── Records supplied

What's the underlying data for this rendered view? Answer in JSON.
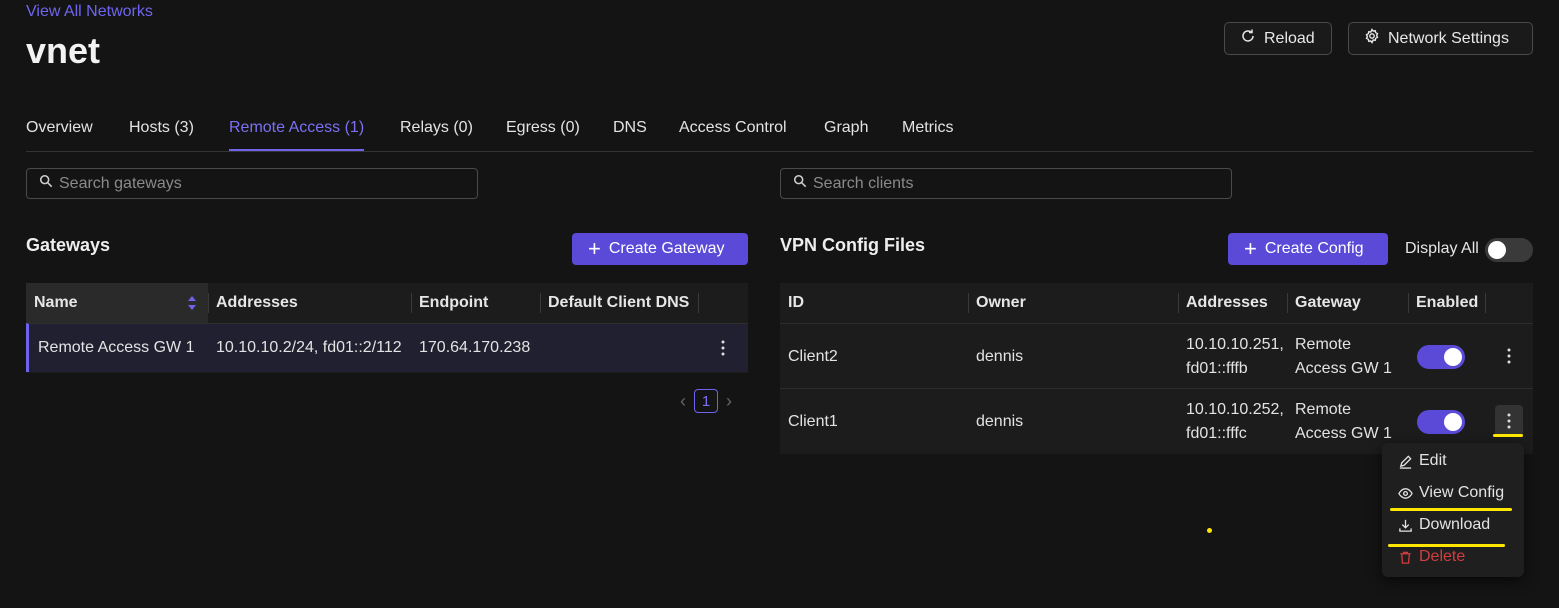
{
  "header": {
    "back_link": "View All Networks",
    "title": "vnet",
    "reload_label": "Reload",
    "settings_label": "Network Settings"
  },
  "tabs": [
    {
      "label": "Overview"
    },
    {
      "label": "Hosts (3)"
    },
    {
      "label": "Remote Access (1)",
      "active": true
    },
    {
      "label": "Relays (0)"
    },
    {
      "label": "Egress (0)"
    },
    {
      "label": "DNS"
    },
    {
      "label": "Access Control"
    },
    {
      "label": "Graph"
    },
    {
      "label": "Metrics"
    }
  ],
  "gateways": {
    "search_placeholder": "Search gateways",
    "title": "Gateways",
    "create_label": "Create Gateway",
    "columns": [
      "Name",
      "Addresses",
      "Endpoint",
      "Default Client DNS"
    ],
    "rows": [
      {
        "name": "Remote Access GW 1",
        "addresses": "10.10.10.2/24, fd01::2/112",
        "endpoint": "170.64.170.238",
        "dns": ""
      }
    ],
    "page": "1"
  },
  "configs": {
    "search_placeholder": "Search clients",
    "title": "VPN Config Files",
    "create_label": "Create Config",
    "display_all_label": "Display All",
    "display_all_on": false,
    "columns": [
      "ID",
      "Owner",
      "Addresses",
      "Gateway",
      "Enabled"
    ],
    "rows": [
      {
        "id": "Client2",
        "owner": "dennis",
        "addr1": "10.10.10.251,",
        "addr2": "fd01::fffb",
        "gw1": "Remote",
        "gw2": "Access GW 1",
        "enabled": true
      },
      {
        "id": "Client1",
        "owner": "dennis",
        "addr1": "10.10.10.252,",
        "addr2": "fd01::fffc",
        "gw1": "Remote",
        "gw2": "Access GW 1",
        "enabled": true
      }
    ]
  },
  "row_menu": {
    "items": [
      {
        "label": "Edit",
        "icon": "pencil-icon"
      },
      {
        "label": "View Config",
        "icon": "eye-icon"
      },
      {
        "label": "Download",
        "icon": "download-icon"
      },
      {
        "label": "Delete",
        "icon": "trash-icon"
      }
    ]
  },
  "colors": {
    "accent": "#5b4ad8",
    "link": "#7065f0",
    "danger": "#d23d3d",
    "highlight": "#ffe600",
    "background": "#141414"
  }
}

────

### Task
Take the listing above and restate it word for word, without its pictures.

### Correct answer
What's the underlying data for this rendered view? Answer in JSON.
{
  "header": {
    "back_link": "View All Networks",
    "title": "vnet",
    "reload_label": "Reload",
    "settings_label": "Network Settings"
  },
  "tabs": [
    {
      "label": "Overview"
    },
    {
      "label": "Hosts (3)"
    },
    {
      "label": "Remote Access (1)",
      "active": true
    },
    {
      "label": "Relays (0)"
    },
    {
      "label": "Egress (0)"
    },
    {
      "label": "DNS"
    },
    {
      "label": "Access Control"
    },
    {
      "label": "Graph"
    },
    {
      "label": "Metrics"
    }
  ],
  "gateways": {
    "search_placeholder": "Search gateways",
    "title": "Gateways",
    "create_label": "Create Gateway",
    "columns": [
      "Name",
      "Addresses",
      "Endpoint",
      "Default Client DNS"
    ],
    "rows": [
      {
        "name": "Remote Access GW 1",
        "addresses": "10.10.10.2/24, fd01::2/112",
        "endpoint": "170.64.170.238",
        "dns": ""
      }
    ],
    "page": "1"
  },
  "configs": {
    "search_placeholder": "Search clients",
    "title": "VPN Config Files",
    "create_label": "Create Config",
    "display_all_label": "Display All",
    "display_all_on": false,
    "columns": [
      "ID",
      "Owner",
      "Addresses",
      "Gateway",
      "Enabled"
    ],
    "rows": [
      {
        "id": "Client2",
        "owner": "dennis",
        "addr1": "10.10.10.251,",
        "addr2": "fd01::fffb",
        "gw1": "Remote",
        "gw2": "Access GW 1",
        "enabled": true
      },
      {
        "id": "Client1",
        "owner": "dennis",
        "addr1": "10.10.10.252,",
        "addr2": "fd01::fffc",
        "gw1": "Remote",
        "gw2": "Access GW 1",
        "enabled": true
      }
    ]
  },
  "row_menu": {
    "items": [
      {
        "label": "Edit",
        "icon": "pencil-icon"
      },
      {
        "label": "View Config",
        "icon": "eye-icon"
      },
      {
        "label": "Download",
        "icon": "download-icon"
      },
      {
        "label": "Delete",
        "icon": "trash-icon"
      }
    ]
  },
  "colors": {
    "accent": "#5b4ad8",
    "link": "#7065f0",
    "danger": "#d23d3d",
    "highlight": "#ffe600",
    "background": "#141414"
  }
}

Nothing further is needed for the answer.